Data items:

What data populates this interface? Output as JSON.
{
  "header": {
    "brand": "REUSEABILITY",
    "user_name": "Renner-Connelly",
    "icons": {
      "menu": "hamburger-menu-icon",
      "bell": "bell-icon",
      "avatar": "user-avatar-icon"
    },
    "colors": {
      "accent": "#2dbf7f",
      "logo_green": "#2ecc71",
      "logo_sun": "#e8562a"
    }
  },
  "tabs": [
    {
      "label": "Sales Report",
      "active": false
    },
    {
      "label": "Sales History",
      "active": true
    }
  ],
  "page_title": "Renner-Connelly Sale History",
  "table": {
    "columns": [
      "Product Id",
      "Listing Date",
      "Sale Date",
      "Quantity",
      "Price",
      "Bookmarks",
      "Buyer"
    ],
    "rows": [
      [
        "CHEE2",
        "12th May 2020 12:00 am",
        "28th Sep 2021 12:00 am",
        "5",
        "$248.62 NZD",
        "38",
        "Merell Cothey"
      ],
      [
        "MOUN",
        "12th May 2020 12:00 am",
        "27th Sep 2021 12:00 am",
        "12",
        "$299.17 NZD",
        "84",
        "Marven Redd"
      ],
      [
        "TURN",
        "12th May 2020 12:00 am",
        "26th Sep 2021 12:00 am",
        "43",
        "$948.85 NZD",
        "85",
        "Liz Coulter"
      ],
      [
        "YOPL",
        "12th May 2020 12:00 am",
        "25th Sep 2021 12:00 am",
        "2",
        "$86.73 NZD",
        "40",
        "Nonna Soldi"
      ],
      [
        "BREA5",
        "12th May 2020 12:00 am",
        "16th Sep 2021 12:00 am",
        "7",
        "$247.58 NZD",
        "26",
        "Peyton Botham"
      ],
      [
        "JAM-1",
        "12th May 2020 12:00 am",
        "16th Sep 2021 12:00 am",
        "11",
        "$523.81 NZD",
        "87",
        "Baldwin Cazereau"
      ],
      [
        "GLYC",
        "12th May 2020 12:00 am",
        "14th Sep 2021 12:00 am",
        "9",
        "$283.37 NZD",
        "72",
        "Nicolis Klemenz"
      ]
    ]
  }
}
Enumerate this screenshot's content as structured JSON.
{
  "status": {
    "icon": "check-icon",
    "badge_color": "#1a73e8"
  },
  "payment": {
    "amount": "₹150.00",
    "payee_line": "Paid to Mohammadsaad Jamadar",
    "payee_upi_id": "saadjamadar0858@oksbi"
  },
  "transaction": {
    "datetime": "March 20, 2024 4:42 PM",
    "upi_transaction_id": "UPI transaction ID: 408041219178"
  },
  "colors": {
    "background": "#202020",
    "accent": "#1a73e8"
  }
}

▶ **EXERCISE INSTRUCTIONS**: Wherever a line in the data above holds "transaction", copy that line.

▶ **RESULT FOR THIS EXERCISE**:
  "transaction": {
    "upi_transaction_id": "UPI transaction ID: 408041219178"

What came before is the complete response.